--- begin Data supplied ---

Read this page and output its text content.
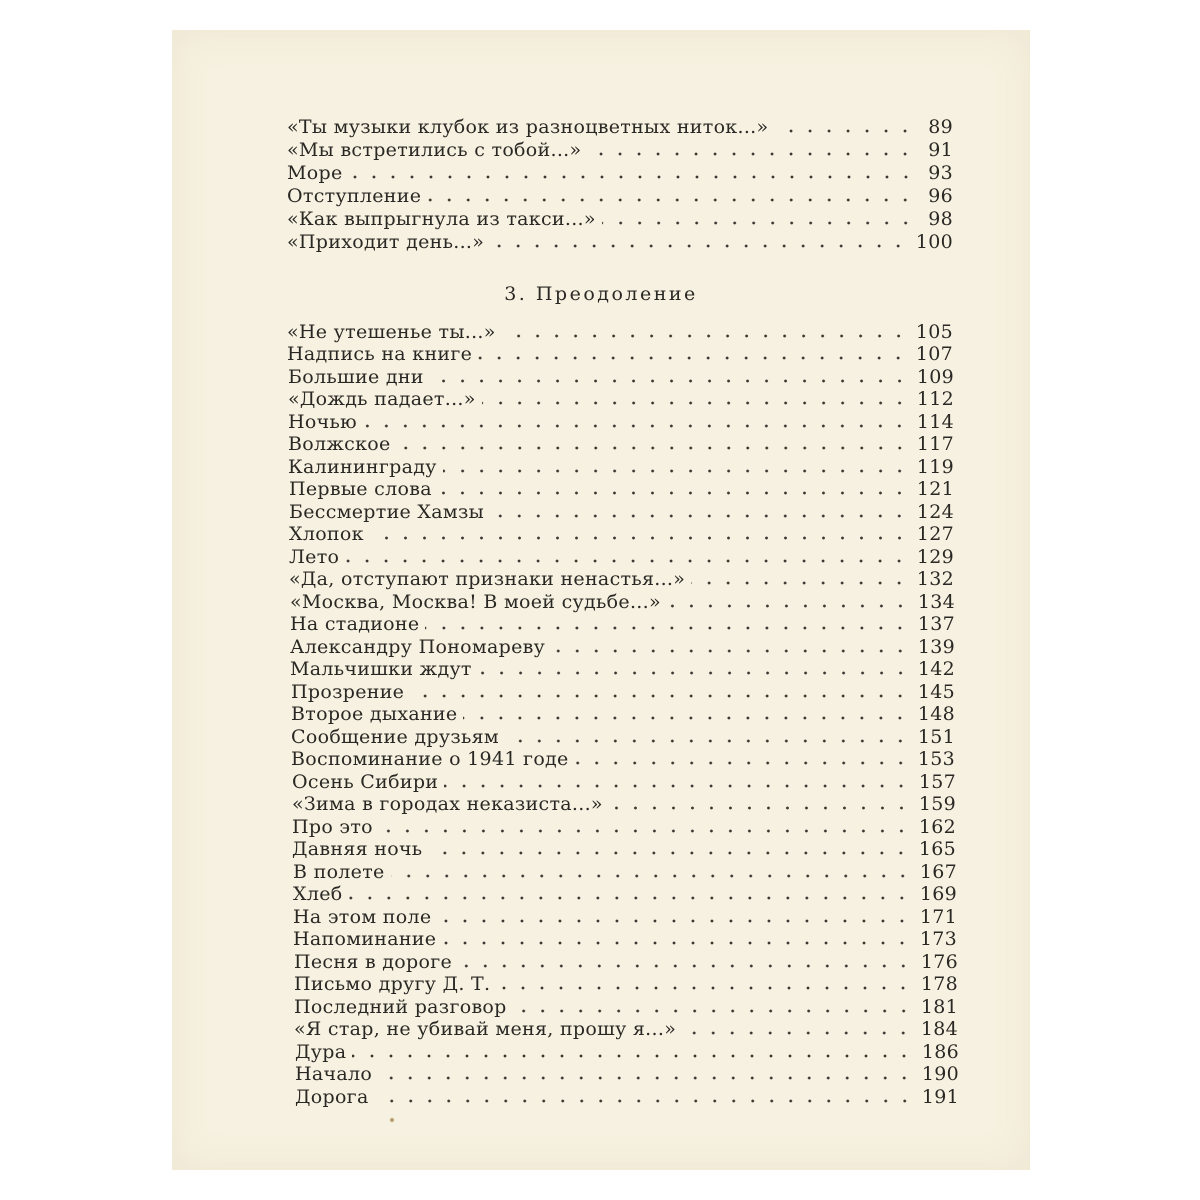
«Ты музыки клубок из разноцветных ниток...»	89
«Мы встретились с тобой...»	91
Море	93
Отступление	96
«Как выпрыгнула из такси...»	98
«Приходит день...»	100
3. Преодоление
«Не утешенье ты...»	105
Надпись на книге	107
Большие дни	109
«Дождь падает...»	112
Ночью	114
Волжское	117
Калининграду	119
Первые слова	121
Бессмертие Хамзы	124
Хлопок	127
Лето	129
«Да, отступают признаки ненастья...»	132
«Москва, Москва! В моей судьбе...»	134
На стадионе	137
Александру Пономареву	139
Мальчишки ждут	142
Прозрение	145
Второе дыхание	148
Сообщение друзьям	151
Воспоминание о 1941 годе	153
Осень Сибири	157
«Зима в городах неказиста...»	159
Про это	162
Давняя ночь	165
В полете	167
Хлеб	169
На этом поле	171
Напоминание	173
Песня в дороге	176
Письмо другу Д. Т.	178
Последний разговор	181
«Я стар, не убивай меня, прошу я...»	184
Дура	186
Начало	190
Дорога	191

--- end Data supplied ---

Exercise
Write out all the entries word for word, but skip any images.

Answer to this task
Read this page and output its text content.
«Ты музыки клубок из разноцветных ниток...»	89
«Мы встретились с тобой...»	91
Море	93
Отступление	96
«Как выпрыгнула из такси...»	98
«Приходит день...»	100
3. Преодоление
«Не утешенье ты...»	105
Надпись на книге	107
Большие дни	109
«Дождь падает...»	112
Ночью	114
Волжское	117
Калининграду	119
Первые слова	121
Бессмертие Хамзы	124
Хлопок	127
Лето	129
«Да, отступают признаки ненастья...»	132
«Москва, Москва! В моей судьбе...»	134
На стадионе	137
Александру Пономареву	139
Мальчишки ждут	142
Прозрение	145
Второе дыхание	148
Сообщение друзьям	151
Воспоминание о 1941 годе	153
Осень Сибири	157
«Зима в городах неказиста...»	159
Про это	162
Давняя ночь	165
В полете	167
Хлеб	169
На этом поле	171
Напоминание	173
Песня в дороге	176
Письмо другу Д. Т.	178
Последний разговор	181
«Я стар, не убивай меня, прошу я...»	184
Дура	186
Начало	190
Дорога	191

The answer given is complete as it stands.